*PROBLEM REQUIREMENTS:* Track down each line that has the word "adjust" and copy it.

*EXERCISE INPUTS:*
★ ★ ★ ★ ★
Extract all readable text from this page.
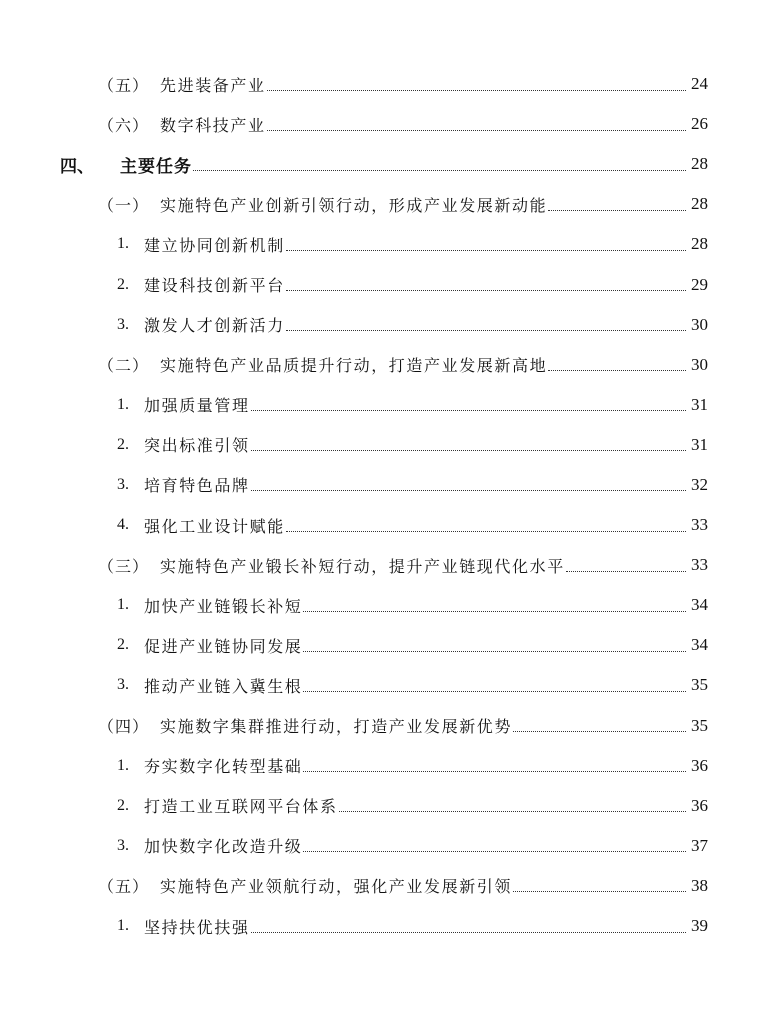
（五） 先进装备产业	24
（六） 数字科技产业	26
四、	主要任务	28
（一） 实施特色产业创新引领行动，形成产业发展新动能	28
1. 建立协同创新机制	28
2. 建设科技创新平台	29
3. 激发人才创新活力	30
（二） 实施特色产业品质提升行动，打造产业发展新高地	30
1. 加强质量管理	31
2. 突出标准引领	31
3. 培育特色品牌	32
4. 强化工业设计赋能	33
（三） 实施特色产业锻长补短行动，提升产业链现代化水平	33
1. 加快产业链锻长补短	34
2. 促进产业链协同发展	34
3. 推动产业链入冀生根	35
（四） 实施数字集群推进行动，打造产业发展新优势	35
1. 夯实数字化转型基础	36
2. 打造工业互联网平台体系	36
3. 加快数字化改造升级	37
（五） 实施特色产业领航行动，强化产业发展新引领	38
1. 坚持扶优扶强	39
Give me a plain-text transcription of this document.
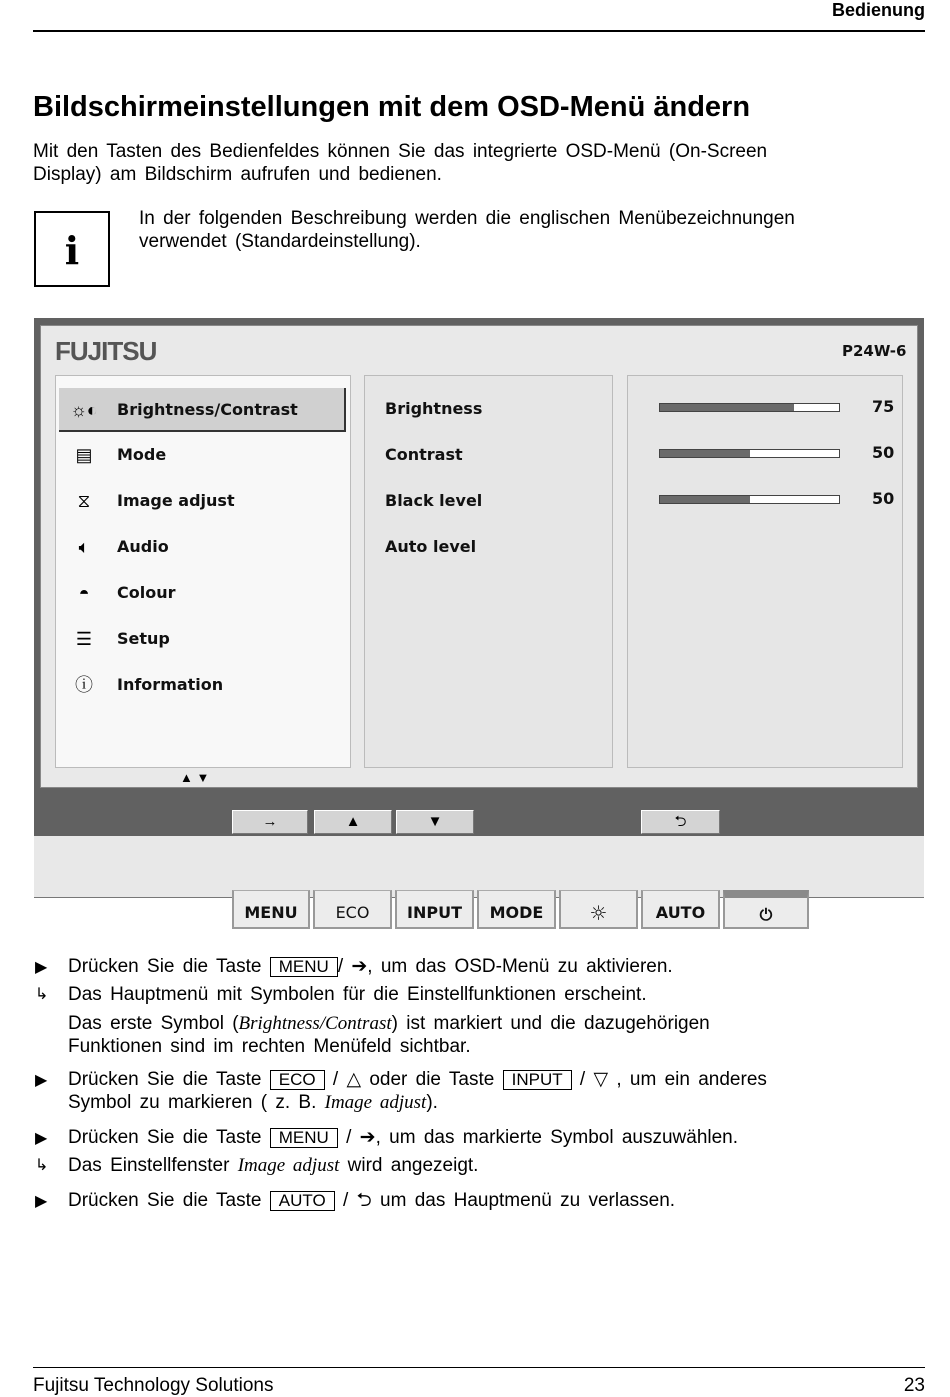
Bedienung
Bildschirmeinstellungen mit dem OSD-Menü ändern
Mit den Tasten des Bedienfeldes können Sie das integrierte OSD-Menü (On-Screen
Display) am Bildschirm aufrufen und bedienen.
i
In der folgenden Beschreibung werden die englischen Menübezeichnungen
verwendet (Standardeinstellung).
FUJITSU	P24W-6
☼◐ Brightness/Contrast
▤	Mode
⧖	Image adjust
🔈︎	Audio
◓	Colour
☰	Setup
ⓘ	Information
Brightness
Contrast
Black level
Auto level
75
50
50
▲ ▼
→	▲	▼	⮌
MENU	ECO	INPUT	MODE	☼	AUTO	⏻
▶ Drücken Sie die Taste MENU / ➔, um das OSD-Menü zu aktivieren.
↳ Das Hauptmenü mit Symbolen für die Einstellfunktionen erscheint.
Das erste Symbol (Brightness/Contrast) ist markiert und die dazugehörigen
Funktionen sind im rechten Menüfeld sichtbar.
▶ Drücken Sie die Taste ECO / △ oder die Taste INPUT / ▽ , um ein anderes
Symbol zu markieren ( z. B. Image adjust).
▶ Drücken Sie die Taste MENU / ➔, um das markierte Symbol auszuwählen.
↳ Das Einstellfenster Image adjust wird angezeigt.
▶ Drücken Sie die Taste AUTO / ⮌ um das Hauptmenü zu verlassen.
Fujitsu Technology Solutions	23
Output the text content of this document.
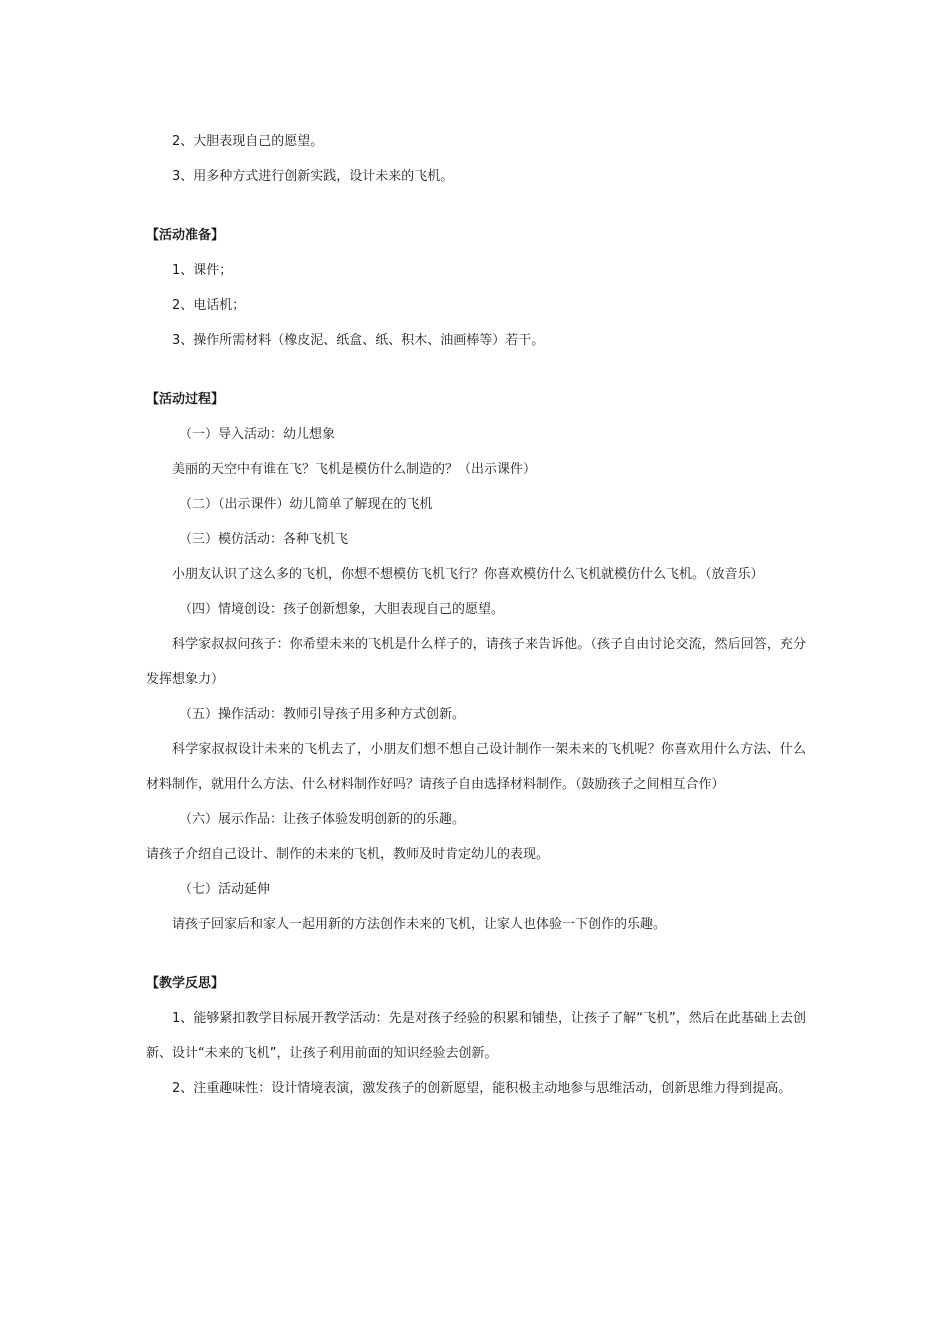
2、大胆表现自己的愿望。

3、用多种方式进行创新实践，设计未来的飞机。

【活动准备】

1、课件；

2、电话机；

3、操作所需材料（橡皮泥、纸盒、纸、积木、油画棒等）若干。

【活动过程】

（一）导入活动：幼儿想象

美丽的天空中有谁在飞？飞机是模仿什么制造的？（出示课件）

（二）（出示课件）幼儿简单了解现在的飞机

（三）模仿活动：各种飞机飞

小朋友认识了这么多的飞机，你想不想模仿飞机飞行？你喜欢模仿什么飞机就模仿什么飞机。（放音乐）

（四）情境创设：孩子创新想象，大胆表现自己的愿望。

科学家叔叔问孩子：你希望未来的飞机是什么样子的，请孩子来告诉他。（孩子自由讨论交流，然后回答，充分发挥想象力）

（五）操作活动：教师引导孩子用多种方式创新。

科学家叔叔设计未来的飞机去了，小朋友们想不想自己设计制作一架未来的飞机呢？你喜欢用什么方法、什么材料制作，就用什么方法、什么材料制作好吗？请孩子自由选择材料制作。（鼓励孩子之间相互合作）

（六）展示作品：让孩子体验发明创新的的乐趣。

请孩子介绍自己设计、制作的未来的飞机，教师及时肯定幼儿的表现。

（七）活动延伸

请孩子回家后和家人一起用新的方法创作未来的飞机，让家人也体验一下创作的乐趣。

【教学反思】

1、能够紧扣教学目标展开教学活动：先是对孩子经验的积累和铺垫，让孩子了解“飞机”，然后在此基础上去创新、设计“未来的飞机”，让孩子利用前面的知识经验去创新。

2、注重趣味性：设计情境表演，激发孩子的创新愿望，能积极主动地参与思维活动，创新思维力得到提高。
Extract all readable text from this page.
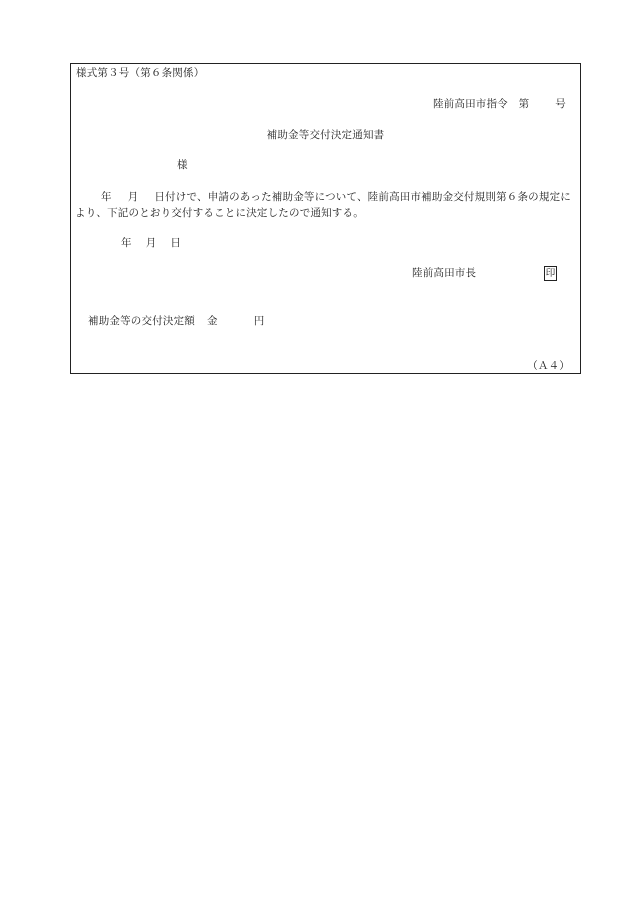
様式第３号（第６条関係）
陸前高田市指令　第 号
補助金等交付決定通知書
様
年 月 日付けで、申請のあった補助金等について、陸前高田市補助金交付規則第６条の規定により、下記のとおり交付することに決定したので通知する。
年 月 日
陸前高田市長	印
補助金等の交付決定額 金	円
（Ａ４）
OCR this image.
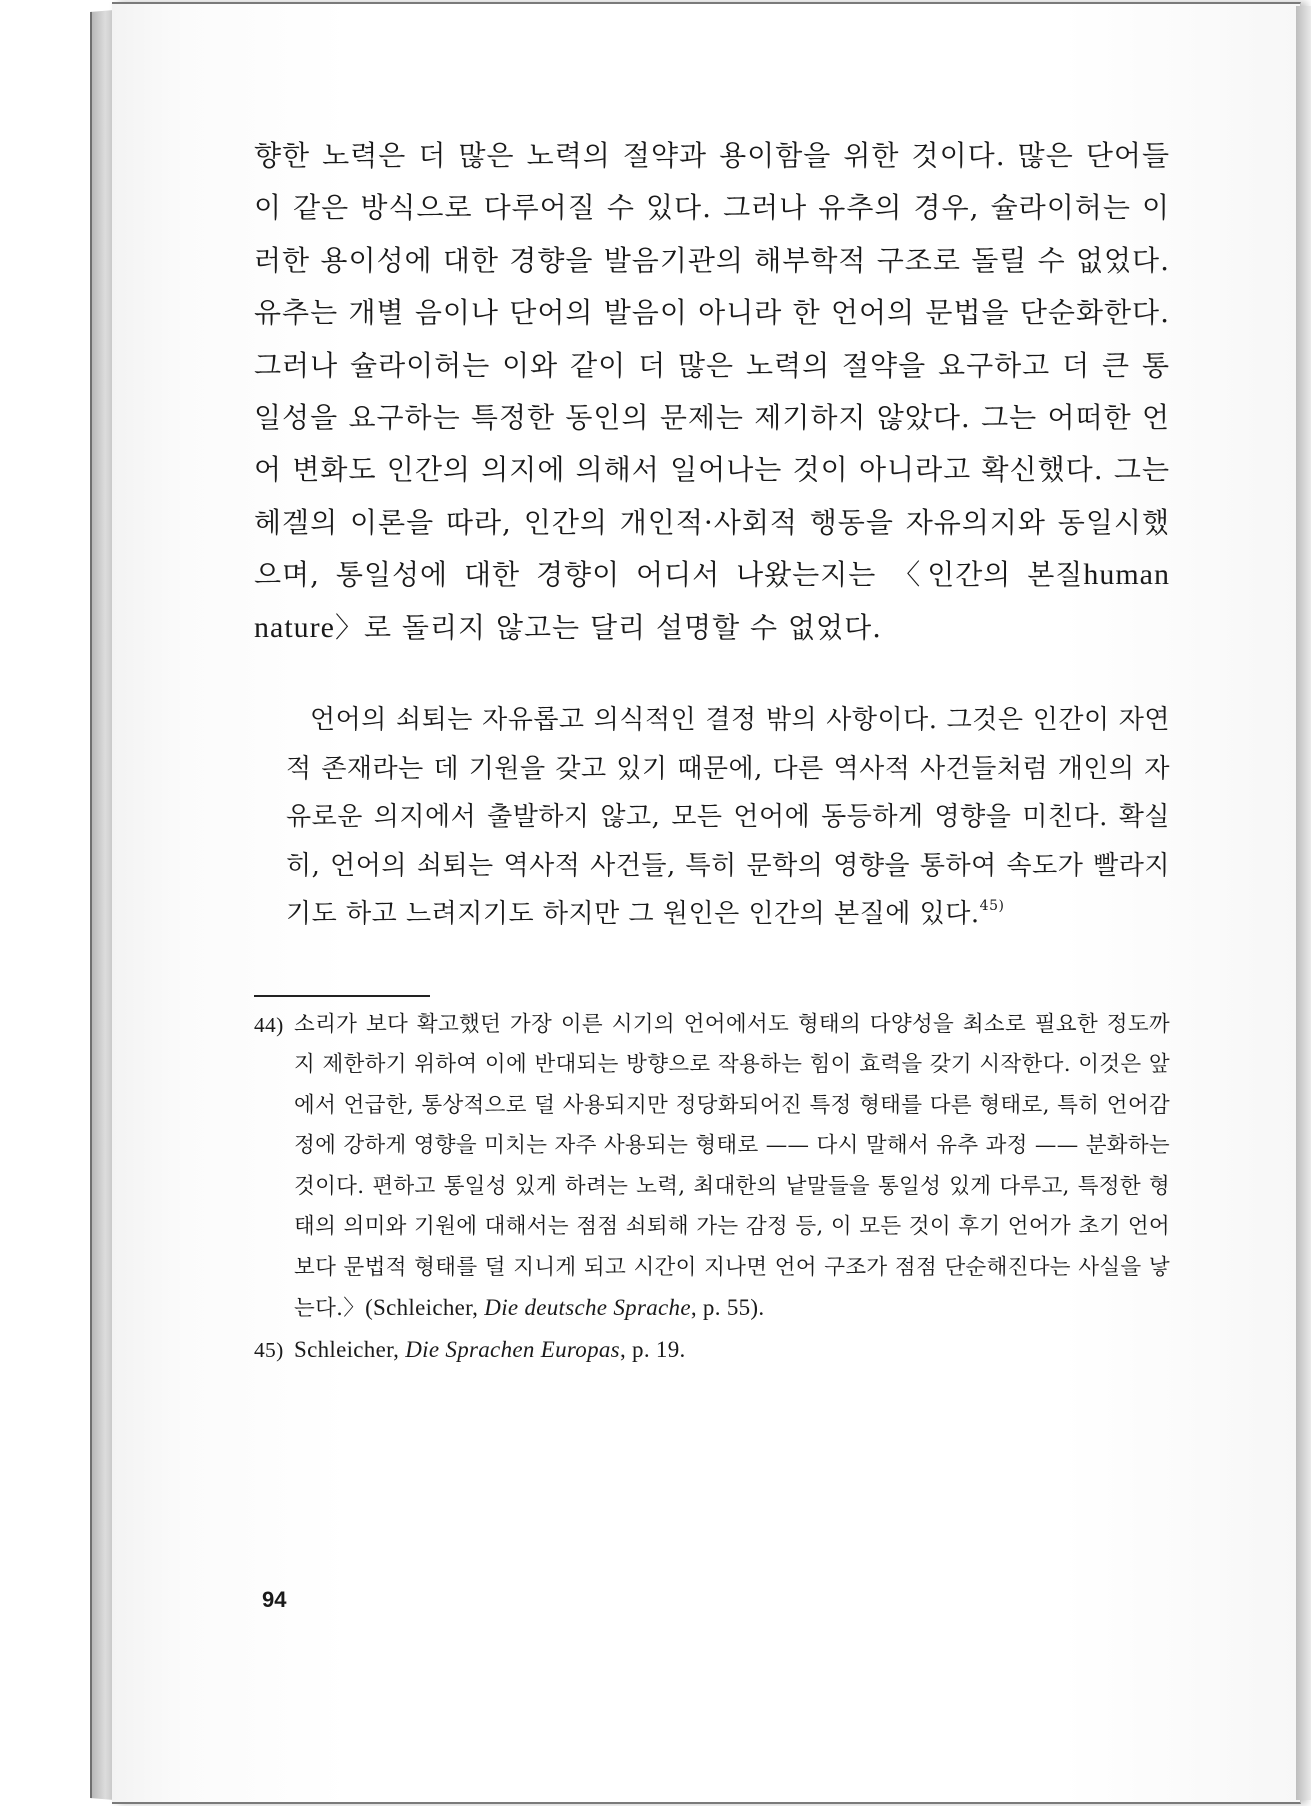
향한 노력은 더 많은 노력의 절약과 용이함을 위한 것이다. 많은 단어들이 같은 방식으로 다루어질 수 있다. 그러나 유추의 경우, 슐라이허는 이러한 용이성에 대한 경향을 발음기관의 해부학적 구조로 돌릴 수 없었다. 유추는 개별 음이나 단어의 발음이 아니라 한 언어의 문법을 단순화한다. 그러나 슐라이허는 이와 같이 더 많은 노력의 절약을 요구하고 더 큰 통일성을 요구하는 특정한 동인의 문제는 제기하지 않았다. 그는 어떠한 언어 변화도 인간의 의지에 의해서 일어나는 것이 아니라고 확신했다. 그는 헤겔의 이론을 따라, 인간의 개인적·사회적 행동을 자유의지와 동일시했으며, 통일성에 대한 경향이 어디서 나왔는지는 〈인간의 본질human nature〉로 돌리지 않고는 달리 설명할 수 없었다.

언어의 쇠퇴는 자유롭고 의식적인 결정 밖의 사항이다. 그것은 인간이 자연적 존재라는 데 기원을 갖고 있기 때문에, 다른 역사적 사건들처럼 개인의 자유로운 의지에서 출발하지 않고, 모든 언어에 동등하게 영향을 미친다. 확실히, 언어의 쇠퇴는 역사적 사건들, 특히 문학의 영향을 통하여 속도가 빨라지기도 하고 느려지기도 하지만 그 원인은 인간의 본질에 있다.$^{45)}$

44) 소리가 보다 확고했던 가장 이른 시기의 언어에서도 형태의 다양성을 최소로 필요한 정도까지 제한하기 위하여 이에 반대되는 방향으로 작용하는 힘이 효력을 갖기 시작한다. 이것은 앞에서 언급한, 통상적으로 덜 사용되지만 정당화되어진 특정 형태를 다른 형태로, 특히 언어감정에 강하게 영향을 미치는 자주 사용되는 형태로 —— 다시 말해서 유추 과정 —— 분화하는 것이다. 편하고 통일성 있게 하려는 노력, 최대한의 낱말들을 통일성 있게 다루고, 특정한 형태의 의미와 기원에 대해서는 점점 쇠퇴해 가는 감정 등, 이 모든 것이 후기 언어가 초기 언어보다 문법적 형태를 덜 지니게 되고 시간이 지나면 언어 구조가 점점 단순해진다는 사실을 낳는다.〉(Schleicher, Die deutsche Sprache, p. 55).
45) Schleicher, Die Sprachen Europas, p. 19.
94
★ ★ ★ ★ ★
*RESULT OF THIS EXERCISE:*
⧖	Image adjust
Symbol zu markieren ( z. B. Image adjust).
↳ Das Einstellfenster Image adjust wird angezeigt.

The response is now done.